**WORK TO BE COMPLETED**: Pull out every line in the data that has the string "Find" in it.

**RECORDS TO USE**:
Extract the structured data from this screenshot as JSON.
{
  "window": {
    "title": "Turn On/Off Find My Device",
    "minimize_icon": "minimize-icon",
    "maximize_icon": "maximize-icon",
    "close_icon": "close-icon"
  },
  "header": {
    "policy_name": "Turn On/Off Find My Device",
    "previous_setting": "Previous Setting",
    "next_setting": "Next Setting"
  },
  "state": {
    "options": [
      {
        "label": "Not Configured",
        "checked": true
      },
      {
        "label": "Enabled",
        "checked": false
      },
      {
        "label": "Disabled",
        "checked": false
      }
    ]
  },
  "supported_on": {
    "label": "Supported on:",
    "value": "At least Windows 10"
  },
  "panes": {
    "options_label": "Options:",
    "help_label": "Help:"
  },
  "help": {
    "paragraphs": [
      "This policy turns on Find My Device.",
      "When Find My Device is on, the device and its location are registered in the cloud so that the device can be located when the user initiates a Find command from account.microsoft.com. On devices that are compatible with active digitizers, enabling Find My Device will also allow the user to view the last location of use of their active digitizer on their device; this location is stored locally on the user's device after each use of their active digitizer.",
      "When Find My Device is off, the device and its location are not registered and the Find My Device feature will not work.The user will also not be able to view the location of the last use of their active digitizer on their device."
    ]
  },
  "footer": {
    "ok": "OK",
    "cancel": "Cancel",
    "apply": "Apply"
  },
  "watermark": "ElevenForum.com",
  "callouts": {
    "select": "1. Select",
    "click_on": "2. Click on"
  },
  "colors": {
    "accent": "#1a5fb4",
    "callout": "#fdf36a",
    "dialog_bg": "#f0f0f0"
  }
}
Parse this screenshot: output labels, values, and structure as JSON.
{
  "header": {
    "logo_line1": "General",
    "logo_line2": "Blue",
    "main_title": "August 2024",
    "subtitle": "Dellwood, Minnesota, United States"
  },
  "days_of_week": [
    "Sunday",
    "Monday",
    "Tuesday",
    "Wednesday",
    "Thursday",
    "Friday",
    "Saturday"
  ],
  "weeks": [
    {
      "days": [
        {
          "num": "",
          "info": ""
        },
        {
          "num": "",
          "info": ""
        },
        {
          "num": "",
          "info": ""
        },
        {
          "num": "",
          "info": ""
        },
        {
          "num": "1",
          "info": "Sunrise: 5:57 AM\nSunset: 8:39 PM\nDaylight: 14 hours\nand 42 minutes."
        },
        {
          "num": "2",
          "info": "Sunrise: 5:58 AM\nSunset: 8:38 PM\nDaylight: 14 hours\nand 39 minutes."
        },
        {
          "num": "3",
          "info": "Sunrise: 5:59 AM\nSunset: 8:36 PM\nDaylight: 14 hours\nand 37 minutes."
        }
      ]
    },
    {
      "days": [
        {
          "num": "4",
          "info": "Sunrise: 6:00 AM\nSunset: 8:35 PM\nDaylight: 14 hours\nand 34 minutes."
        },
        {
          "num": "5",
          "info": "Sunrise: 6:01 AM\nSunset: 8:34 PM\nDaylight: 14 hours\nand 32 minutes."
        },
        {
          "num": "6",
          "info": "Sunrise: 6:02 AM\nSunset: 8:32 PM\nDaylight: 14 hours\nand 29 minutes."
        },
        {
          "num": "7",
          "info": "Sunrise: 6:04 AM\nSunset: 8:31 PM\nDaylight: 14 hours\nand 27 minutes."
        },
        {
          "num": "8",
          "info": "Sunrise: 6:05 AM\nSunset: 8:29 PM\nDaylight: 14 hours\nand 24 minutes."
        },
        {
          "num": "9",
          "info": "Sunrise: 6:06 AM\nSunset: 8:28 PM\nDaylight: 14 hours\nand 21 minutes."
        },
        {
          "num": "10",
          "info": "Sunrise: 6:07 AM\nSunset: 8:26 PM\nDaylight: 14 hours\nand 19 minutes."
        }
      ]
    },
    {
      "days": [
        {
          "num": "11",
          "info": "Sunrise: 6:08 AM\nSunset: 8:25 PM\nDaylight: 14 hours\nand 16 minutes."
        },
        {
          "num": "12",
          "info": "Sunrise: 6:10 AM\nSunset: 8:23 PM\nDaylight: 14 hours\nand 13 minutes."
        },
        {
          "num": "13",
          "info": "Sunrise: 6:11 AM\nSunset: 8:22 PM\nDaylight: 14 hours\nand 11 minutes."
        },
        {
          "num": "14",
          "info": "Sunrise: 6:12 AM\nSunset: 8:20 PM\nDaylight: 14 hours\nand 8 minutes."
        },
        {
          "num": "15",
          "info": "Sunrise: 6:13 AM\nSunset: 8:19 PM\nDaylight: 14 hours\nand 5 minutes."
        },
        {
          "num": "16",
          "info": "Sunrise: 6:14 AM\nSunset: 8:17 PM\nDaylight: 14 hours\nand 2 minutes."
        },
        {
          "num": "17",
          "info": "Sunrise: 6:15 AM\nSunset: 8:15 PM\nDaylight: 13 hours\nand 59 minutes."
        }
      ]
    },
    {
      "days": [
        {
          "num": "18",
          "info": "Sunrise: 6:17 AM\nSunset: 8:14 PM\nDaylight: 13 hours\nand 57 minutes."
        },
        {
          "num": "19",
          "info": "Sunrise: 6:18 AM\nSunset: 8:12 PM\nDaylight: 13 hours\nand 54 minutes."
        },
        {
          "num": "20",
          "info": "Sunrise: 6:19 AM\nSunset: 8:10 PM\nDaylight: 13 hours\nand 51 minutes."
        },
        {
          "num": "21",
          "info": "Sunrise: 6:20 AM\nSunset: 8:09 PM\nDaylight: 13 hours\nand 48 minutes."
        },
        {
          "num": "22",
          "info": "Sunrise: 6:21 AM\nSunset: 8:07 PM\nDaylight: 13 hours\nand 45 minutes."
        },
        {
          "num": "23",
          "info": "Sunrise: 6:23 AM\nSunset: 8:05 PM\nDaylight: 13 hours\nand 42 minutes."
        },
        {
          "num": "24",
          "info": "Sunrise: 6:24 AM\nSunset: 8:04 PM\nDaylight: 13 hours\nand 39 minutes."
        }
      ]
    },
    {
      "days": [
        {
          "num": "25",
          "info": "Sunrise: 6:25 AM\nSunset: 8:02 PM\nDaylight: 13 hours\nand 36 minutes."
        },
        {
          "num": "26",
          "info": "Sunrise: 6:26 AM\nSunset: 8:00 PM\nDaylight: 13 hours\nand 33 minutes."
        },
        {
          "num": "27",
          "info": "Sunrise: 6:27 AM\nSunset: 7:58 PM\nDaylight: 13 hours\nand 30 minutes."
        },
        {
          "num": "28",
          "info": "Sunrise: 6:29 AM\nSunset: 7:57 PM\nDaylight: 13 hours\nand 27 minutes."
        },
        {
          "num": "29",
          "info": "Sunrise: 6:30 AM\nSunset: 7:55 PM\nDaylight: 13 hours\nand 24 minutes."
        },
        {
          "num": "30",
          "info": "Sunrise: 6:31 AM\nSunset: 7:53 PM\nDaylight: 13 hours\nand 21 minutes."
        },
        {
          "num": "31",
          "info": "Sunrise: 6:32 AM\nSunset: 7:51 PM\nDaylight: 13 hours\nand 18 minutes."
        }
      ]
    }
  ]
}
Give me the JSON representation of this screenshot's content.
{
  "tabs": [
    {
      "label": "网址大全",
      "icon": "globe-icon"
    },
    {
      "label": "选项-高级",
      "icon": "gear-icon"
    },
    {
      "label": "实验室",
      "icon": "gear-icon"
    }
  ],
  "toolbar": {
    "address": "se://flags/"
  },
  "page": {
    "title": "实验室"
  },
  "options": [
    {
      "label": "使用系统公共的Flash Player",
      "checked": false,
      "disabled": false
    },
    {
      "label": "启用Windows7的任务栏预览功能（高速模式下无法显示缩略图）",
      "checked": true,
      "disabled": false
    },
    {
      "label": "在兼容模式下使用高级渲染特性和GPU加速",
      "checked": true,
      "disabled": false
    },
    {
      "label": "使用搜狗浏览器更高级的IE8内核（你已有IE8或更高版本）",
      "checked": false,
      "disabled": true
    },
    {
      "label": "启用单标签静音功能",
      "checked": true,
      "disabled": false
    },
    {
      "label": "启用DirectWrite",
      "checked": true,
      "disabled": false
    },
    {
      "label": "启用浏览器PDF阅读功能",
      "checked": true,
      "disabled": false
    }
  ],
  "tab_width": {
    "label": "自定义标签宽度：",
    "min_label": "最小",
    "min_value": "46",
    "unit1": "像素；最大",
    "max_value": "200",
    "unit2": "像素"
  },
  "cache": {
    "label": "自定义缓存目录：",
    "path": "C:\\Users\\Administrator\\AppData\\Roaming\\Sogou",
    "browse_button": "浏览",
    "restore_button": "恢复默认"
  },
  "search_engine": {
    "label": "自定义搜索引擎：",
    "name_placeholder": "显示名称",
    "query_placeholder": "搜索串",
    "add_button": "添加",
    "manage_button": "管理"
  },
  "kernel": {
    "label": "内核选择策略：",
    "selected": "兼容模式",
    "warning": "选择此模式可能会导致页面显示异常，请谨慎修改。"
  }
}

**WORKED SOLUTION**:
    "title": "Turn On/Off Find My Device",
    "policy_name": "Turn On/Off Find My Device",
      "This policy turns on Find My Device.",
      "When Find My Device is on, the device and its location are registered in the cloud so that the device can be located when the user initiates a Find command from account.microsoft.com. On devices that are compatible with active digitizers, enabling Find My Device will also allow the user to view the last location of use of their active digitizer on their device; this location is stored locally on the user's device after each use of their active digitizer.",
      "When Find My Device is off, the device and its location are not registered and the Find My Device feature will not work.The user will also not be able to view the location of the last use of their active digitizer on their device."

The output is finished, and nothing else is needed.